- [The task]
Output each entry below as it stands, leaving out every picture.

Structured figure records
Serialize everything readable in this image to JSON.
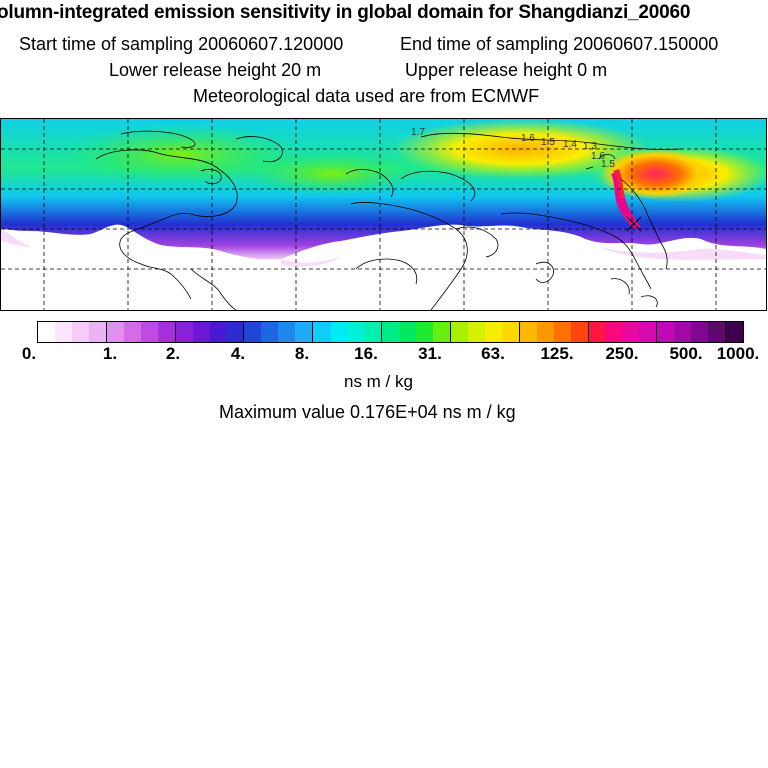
{
  "header": {
    "title": "olumn-integrated emission sensitivity in global domain for Shangdianzi_20060",
    "start_time": "Start time of sampling 20060607.120000",
    "end_time": "End time of sampling 20060607.150000",
    "lower_release": "Lower release height   20 m",
    "upper_release": "Upper release height    0 m",
    "meteo": "Meteorological data used are from ECMWF"
  },
  "map": {
    "contour_labels": [
      "1.7",
      "1.6",
      "1.5",
      "1.4",
      "1.3",
      "1.6",
      "1.5"
    ],
    "features": [
      "gridlines-dashed",
      "coastlines",
      "emission-sensitivity-field",
      "receptor-site"
    ]
  },
  "colorbar": {
    "tick_labels": [
      "0.",
      "1.",
      "2.",
      "4.",
      "8.",
      "16.",
      "31.",
      "63.",
      "125.",
      "250.",
      "500.",
      "1000."
    ],
    "colors": [
      "#ffffff",
      "#fbe6fb",
      "#f5ccf7",
      "#edb2f3",
      "#e290ef",
      "#d46ce9",
      "#c04ae3",
      "#a630dd",
      "#8a20d8",
      "#6a18d4",
      "#4a1ad2",
      "#2c2ad0",
      "#2046d8",
      "#1e66e2",
      "#1e88ec",
      "#1eaaf4",
      "#10ccf8",
      "#00eaf6",
      "#00f0d8",
      "#00f0b0",
      "#00ec88",
      "#00e860",
      "#20ea30",
      "#66ee10",
      "#a8f000",
      "#d6f000",
      "#f6ee00",
      "#ffd800",
      "#ffb800",
      "#ff9800",
      "#ff7000",
      "#ff4410",
      "#ff1640",
      "#f8087c",
      "#e808a0",
      "#d808b0",
      "#c008b8",
      "#a008a8",
      "#800890",
      "#600870",
      "#400050"
    ],
    "units": "ns m / kg",
    "max_value": "Maximum value  0.176E+04 ns m / kg"
  }
}
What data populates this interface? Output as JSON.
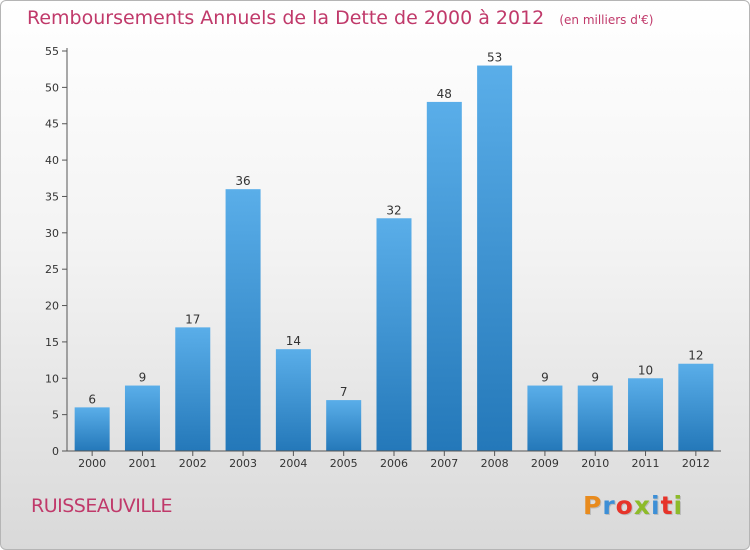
{
  "chart_data": {
    "type": "bar",
    "title": "Remboursements Annuels de la Dette de 2000 à 2012",
    "subtitle": "(en milliers d'€)",
    "categories": [
      "2000",
      "2001",
      "2002",
      "2003",
      "2004",
      "2005",
      "2006",
      "2007",
      "2008",
      "2009",
      "2010",
      "2011",
      "2012"
    ],
    "values": [
      6,
      9,
      17,
      36,
      14,
      7,
      32,
      48,
      53,
      9,
      9,
      10,
      12
    ],
    "ylim": [
      0,
      55
    ],
    "yticks": [
      0,
      5,
      10,
      15,
      20,
      25,
      30,
      35,
      40,
      45,
      50,
      55
    ],
    "xlabel": "",
    "ylabel": "",
    "grid": false,
    "bar_color_top": "#5aaee9",
    "bar_color_bottom": "#2478b9"
  },
  "location": {
    "name": "RUISSEAUVILLE"
  },
  "branding": {
    "logo_text": "Proxiti",
    "logo_colors": [
      "#e88b1e",
      "#3d8fd6",
      "#e6342a",
      "#8dbb2a",
      "#3d8fd6",
      "#e6342a",
      "#8dbb2a"
    ]
  },
  "colors": {
    "accent": "#c0396a"
  }
}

- [Result of this task]
Serialize everything readable in this image to JSON.
{
  "header": {
    "title": "olumn-integrated emission sensitivity in global domain for Shangdianzi_20060",
    "start_time": "Start time of sampling 20060607.120000",
    "end_time": "End time of sampling 20060607.150000",
    "lower_release": "Lower release height   20 m",
    "upper_release": "Upper release height    0 m",
    "meteo": "Meteorological data used are from ECMWF"
  },
  "map": {
    "contour_labels": [
      "1.7",
      "1.6",
      "1.5",
      "1.4",
      "1.3",
      "1.6",
      "1.5"
    ],
    "features": [
      "gridlines-dashed",
      "coastlines",
      "emission-sensitivity-field",
      "receptor-site"
    ]
  },
  "colorbar": {
    "tick_labels": [
      "0.",
      "1.",
      "2.",
      "4.",
      "8.",
      "16.",
      "31.",
      "63.",
      "125.",
      "250.",
      "500.",
      "1000."
    ],
    "colors": [
      "#ffffff",
      "#fbe6fb",
      "#f5ccf7",
      "#edb2f3",
      "#e290ef",
      "#d46ce9",
      "#c04ae3",
      "#a630dd",
      "#8a20d8",
      "#6a18d4",
      "#4a1ad2",
      "#2c2ad0",
      "#2046d8",
      "#1e66e2",
      "#1e88ec",
      "#1eaaf4",
      "#10ccf8",
      "#00eaf6",
      "#00f0d8",
      "#00f0b0",
      "#00ec88",
      "#00e860",
      "#20ea30",
      "#66ee10",
      "#a8f000",
      "#d6f000",
      "#f6ee00",
      "#ffd800",
      "#ffb800",
      "#ff9800",
      "#ff7000",
      "#ff4410",
      "#ff1640",
      "#f8087c",
      "#e808a0",
      "#d808b0",
      "#c008b8",
      "#a008a8",
      "#800890",
      "#600870",
      "#400050"
    ],
    "units": "ns m / kg",
    "max_value": "Maximum value  0.176E+04 ns m / kg"
  }
}
What data populates this interface? Output as JSON.
{
  "chart_data": {
    "type": "bar",
    "title": "Remboursements Annuels de la Dette de 2000 à 2012",
    "subtitle": "(en milliers d'€)",
    "categories": [
      "2000",
      "2001",
      "2002",
      "2003",
      "2004",
      "2005",
      "2006",
      "2007",
      "2008",
      "2009",
      "2010",
      "2011",
      "2012"
    ],
    "values": [
      6,
      9,
      17,
      36,
      14,
      7,
      32,
      48,
      53,
      9,
      9,
      10,
      12
    ],
    "ylim": [
      0,
      55
    ],
    "yticks": [
      0,
      5,
      10,
      15,
      20,
      25,
      30,
      35,
      40,
      45,
      50,
      55
    ],
    "xlabel": "",
    "ylabel": "",
    "grid": false,
    "bar_color_top": "#5aaee9",
    "bar_color_bottom": "#2478b9"
  },
  "location": {
    "name": "RUISSEAUVILLE"
  },
  "branding": {
    "logo_text": "Proxiti",
    "logo_colors": [
      "#e88b1e",
      "#3d8fd6",
      "#e6342a",
      "#8dbb2a",
      "#3d8fd6",
      "#e6342a",
      "#8dbb2a"
    ]
  },
  "colors": {
    "accent": "#c0396a"
  }
}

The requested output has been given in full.